TASKS TO COMPLETE>
• A. In the forum thread, what is named as the default sampling approach for all of the models?
• B. Rewrite the forum thread's paragraph beginning "tatoeba challenge models are trained" as a short bulleted list that keeps its main facts.
• C. List every software tool, library, or platform named in the forum thread.

>> start SOURCE EXTRACT

Open mo-shahab opened 11 months ago
This seems to be the case with all their models which originate from Tatoeba Challenge. Only the models which are included here seem to work using Hugging Face. Up until a month ago, I hadn't encountered such problems.
Probably that's why the translation time is too slow! The ru-en model must be one of the older models which are still working.
Hope that helps, but I haven't found any fixes!
Yes this narrows some things down, I am not really sure what Tatoeba challenge is though. Here in this thread the author of the thread explains the possible problem. Hope this may help you
yeah i solved the problem, it's mainly a problem in the sampling/decoding, the default sampling approach to all of the models is mainly greedy search, this article is very helpful and will help you learn more on how to sample/decode your generated text https://huggingface.co/blog/how-to-generate
tatoeba challenge models are trained on this data compilation: https://github.com/Helsinki-NLP/Tatoeba-Challenge/ For speed I recommend to use the native Marian-NMT models and not the pytorch versions from the transformer library. Alternatively, you can also convert to ctranslate2 for fast decoding.

>> end SOURCE EXTRACT
>> start EXTRACTED DATA

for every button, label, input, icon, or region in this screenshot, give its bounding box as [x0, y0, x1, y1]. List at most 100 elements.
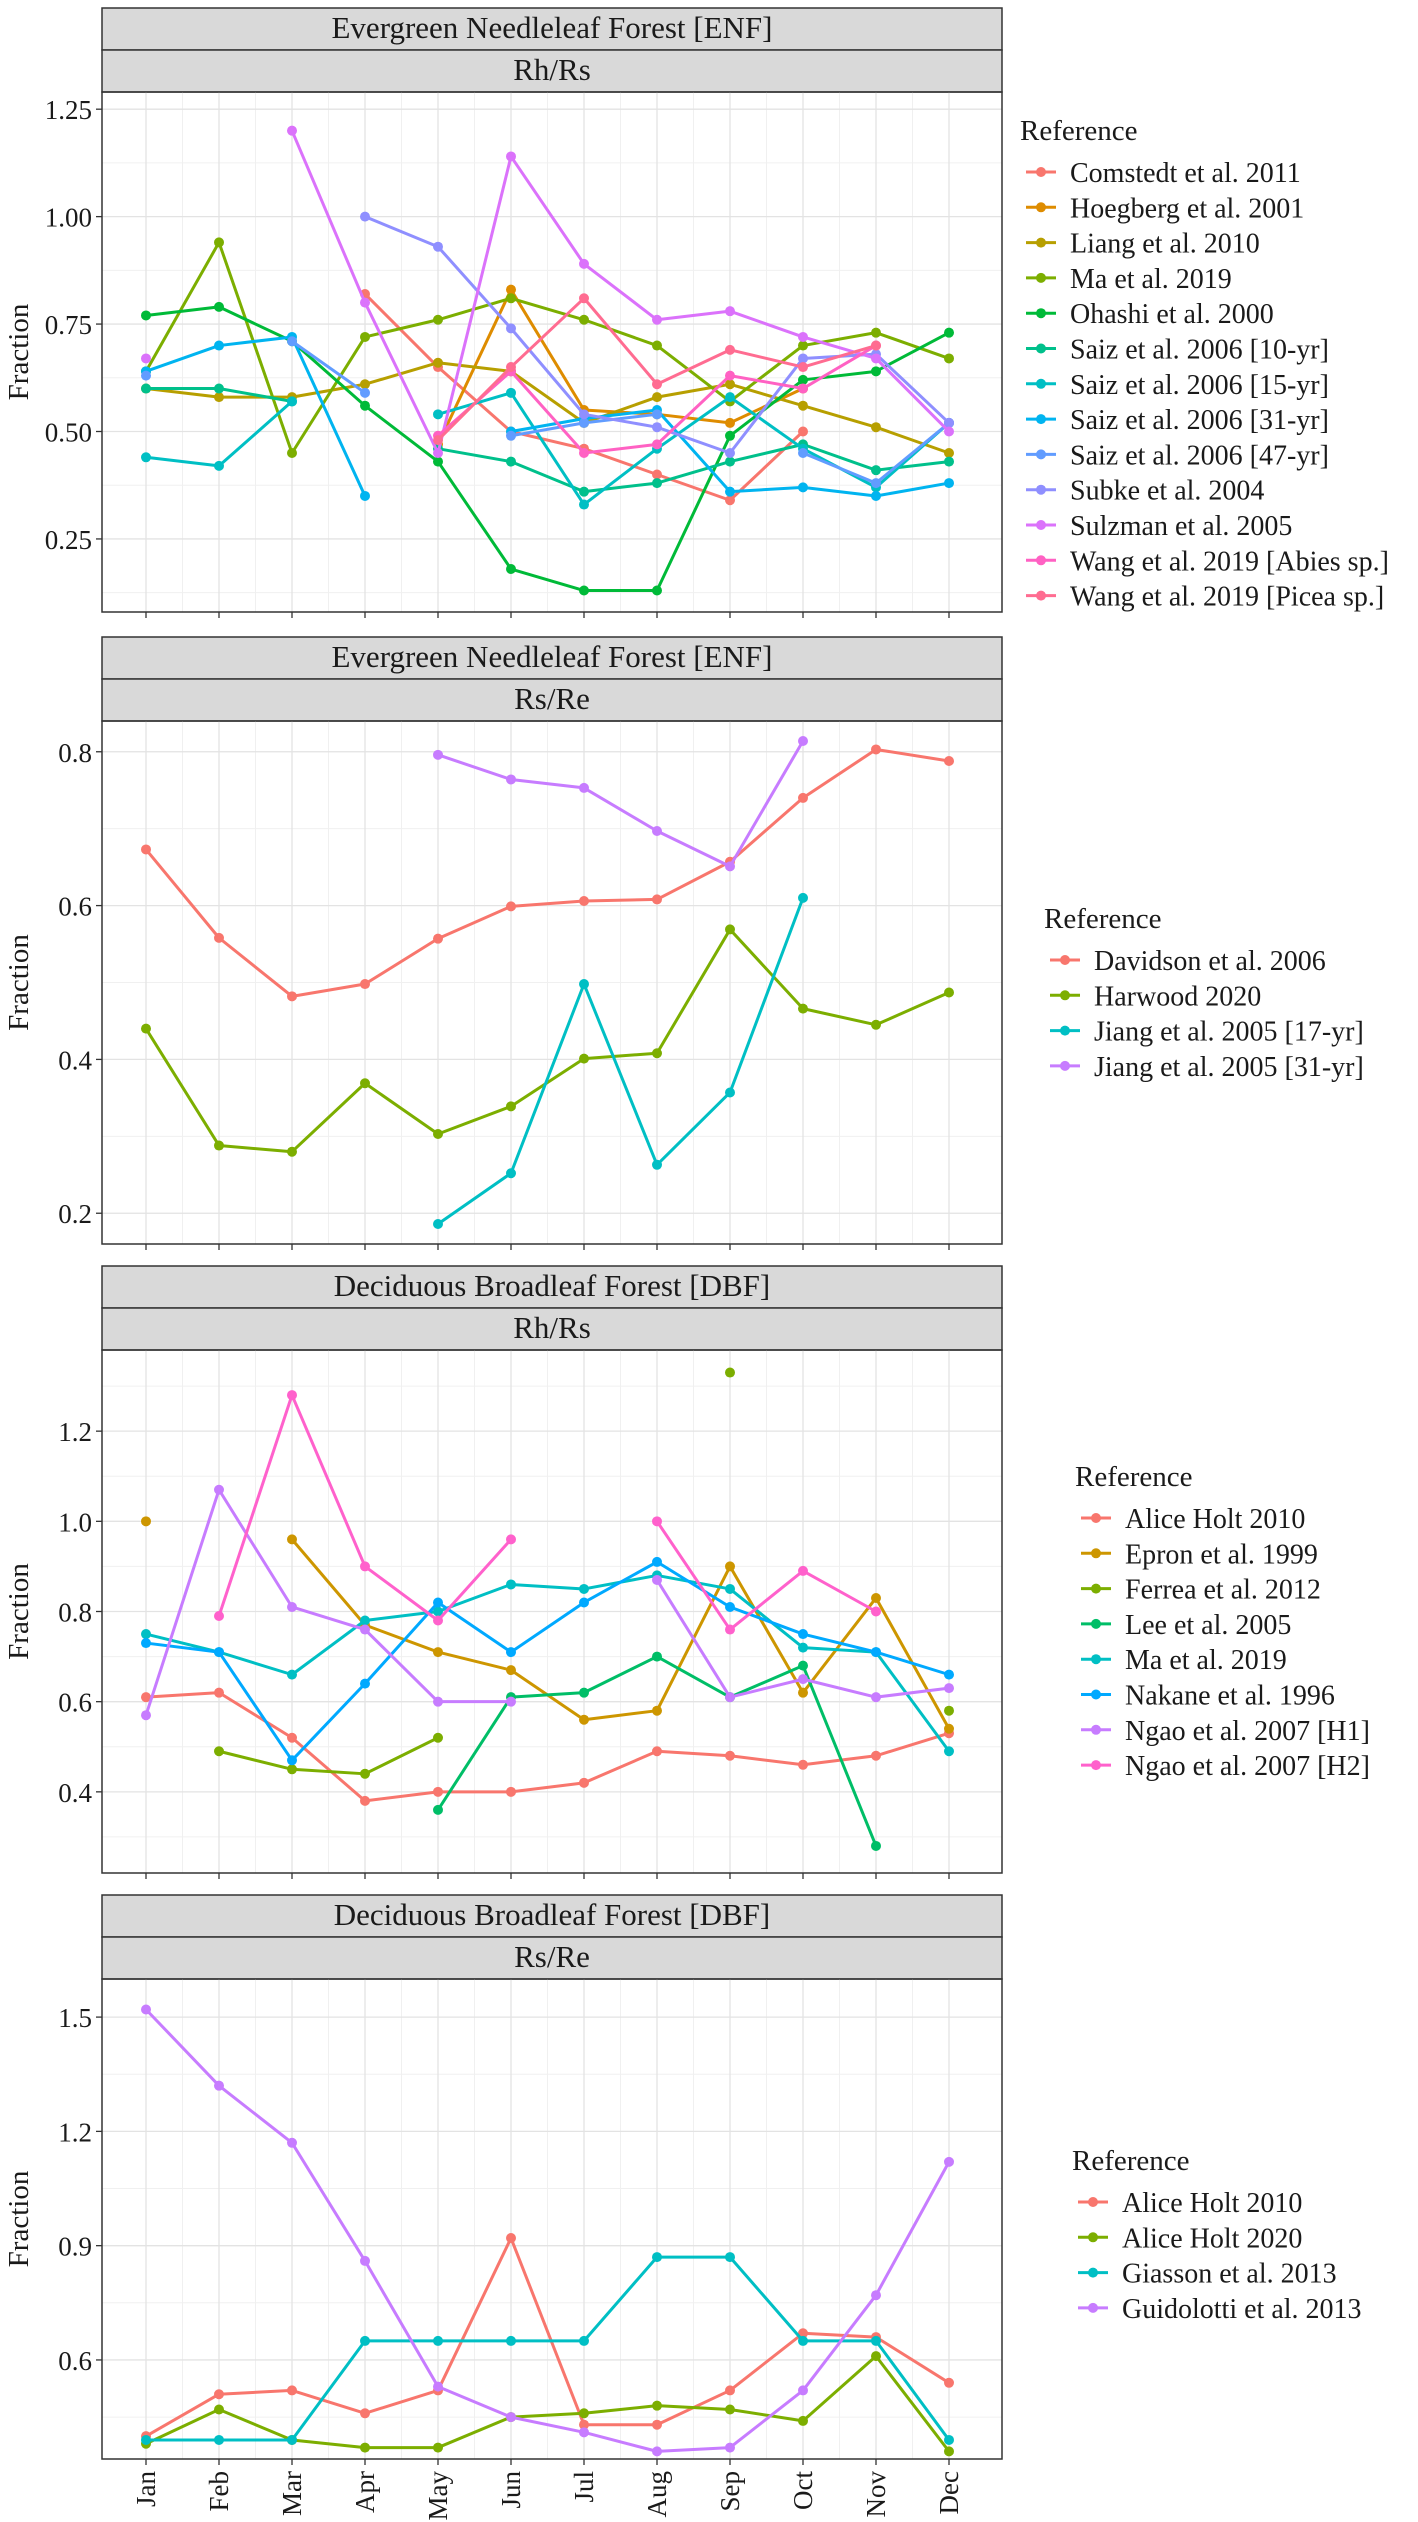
data-point [360, 490, 370, 501]
data-point [506, 456, 516, 467]
data-point [652, 422, 662, 433]
data-point [725, 1367, 735, 1378]
data-point [652, 2252, 662, 2263]
legend-entry: Saiz et al. 2006 [47-yr] [1070, 440, 1329, 471]
series-4 [433, 735, 808, 872]
data-point [652, 2419, 662, 2430]
data-point [579, 585, 589, 596]
data-point [141, 1710, 151, 1721]
data-point [725, 2252, 735, 2263]
x-tick-label: Jun [496, 2471, 526, 2509]
panel-3: Deciduous Broadleaf Forest [DBF] Rh/Rs 0.4… [3, 1265, 1370, 1879]
data-point [579, 1687, 589, 1698]
legend-entry: Ma et al. 2019 [1125, 1645, 1287, 1676]
data-point [871, 744, 881, 755]
subtitle-strip [101, 1307, 1003, 1351]
data-point [506, 1168, 516, 1179]
panel-border [101, 91, 1003, 613]
x-tick-label: Mar [277, 2471, 307, 2516]
legend-key-point [1091, 1654, 1101, 1665]
x-tick-label: Nov [861, 2471, 891, 2518]
data-point [725, 861, 735, 872]
data-point [287, 1669, 297, 1680]
data-point [725, 495, 735, 506]
data-point [141, 1629, 151, 1640]
data-point [214, 2404, 224, 2415]
data-point [798, 2335, 808, 2346]
data-point [652, 894, 662, 905]
data-point [433, 1732, 443, 1743]
series-line [145, 2354, 951, 2453]
data-point [725, 2385, 735, 2396]
legend-key-point [1060, 1025, 1070, 1036]
y-tick-label: 0.8 [58, 738, 92, 768]
series-5 [141, 301, 954, 596]
legend-entry: Ma et al. 2019 [1070, 264, 1232, 295]
legend-key-point [1088, 2302, 1098, 2313]
data-point [725, 1087, 735, 1098]
data-point [871, 340, 881, 351]
legend-title: Reference [1075, 1461, 1193, 1493]
legend-key-point [1036, 343, 1046, 354]
data-point [506, 1647, 516, 1658]
data-point [944, 1669, 954, 1680]
data-point [433, 2442, 443, 2453]
panel-1: Evergreen Needleleaf Forest [ENF] Rh/Rs 0.… [3, 7, 1389, 618]
data-point [725, 370, 735, 381]
data-point [798, 426, 808, 437]
data-point [652, 340, 662, 351]
series-line [437, 740, 805, 868]
series-line [145, 1560, 950, 1762]
data-point [871, 478, 881, 489]
data-point [214, 2080, 224, 2091]
data-point [287, 1732, 297, 1743]
data-point [798, 340, 808, 351]
subtitle-strip [101, 678, 1003, 722]
y-tick-label: 0.4 [58, 1778, 92, 1808]
data-point [871, 1647, 881, 1658]
series-line [146, 2255, 951, 2442]
panel-border [101, 1349, 1003, 1874]
legend-key-point [1036, 202, 1046, 213]
data-point [798, 2385, 808, 2396]
legend-key-point [1088, 2232, 1098, 2243]
panel-subtitle: Rs/Re [514, 1939, 590, 1974]
data-point [652, 2400, 662, 2411]
legend: Reference Davidson et al. 2006 Harwood 202… [1044, 903, 1364, 1083]
series-line [655, 1520, 877, 1632]
data-point [944, 447, 954, 458]
x-tick-label: Oct [788, 2471, 818, 2510]
data-point [141, 370, 151, 381]
data-point [579, 2419, 589, 2430]
series-3 [214, 1367, 954, 1779]
data-point [871, 366, 881, 377]
subtitle-strip [101, 49, 1003, 93]
data-point [214, 340, 224, 351]
data-point [725, 417, 735, 428]
data-point [652, 1651, 662, 1662]
series-6 [141, 383, 954, 497]
title-strip [101, 7, 1003, 51]
data-point [506, 1101, 516, 1112]
data-point [652, 409, 662, 420]
data-point [652, 1574, 662, 1585]
data-point [944, 1705, 954, 1716]
legend-key-point [1091, 1760, 1101, 1771]
data-point [214, 1647, 224, 1658]
data-point [798, 353, 808, 364]
data-point [944, 755, 954, 766]
data-point [725, 392, 735, 403]
subtitle-strip [101, 1936, 1003, 1980]
data-point [652, 1048, 662, 1059]
legend-key-point [1036, 590, 1046, 601]
data-point [579, 499, 589, 510]
legend-key-point [1091, 1689, 1101, 1700]
data-point [871, 2335, 881, 2346]
data-point [871, 422, 881, 433]
legend-entry: Sulzman et al. 2005 [1070, 511, 1292, 542]
data-point [141, 310, 151, 321]
data-point [725, 456, 735, 467]
title-strip [101, 1894, 1003, 1938]
legend: Reference Comstedt et al. 2011 Hoegberg et… [1020, 115, 1389, 613]
series-line [290, 130, 951, 455]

>> end EXTRACTED DATA

RESPONSE LIST>
• A. Greedy search.

• B.
- Tatoeba Challenge models are trained on the data compilation at https://github.com/Helsinki-NLP/Tatoeba-Challenge/.
- For speed, the native Marian-NMT models are recommended over the pytorch versions from the transformer library.
- Alternatively, the models can be converted to ctranslate2 for fast decoding.

• C.
- Hugging Face
- Marian-NMT
- pytorch
- the transformer library
- ctranslate2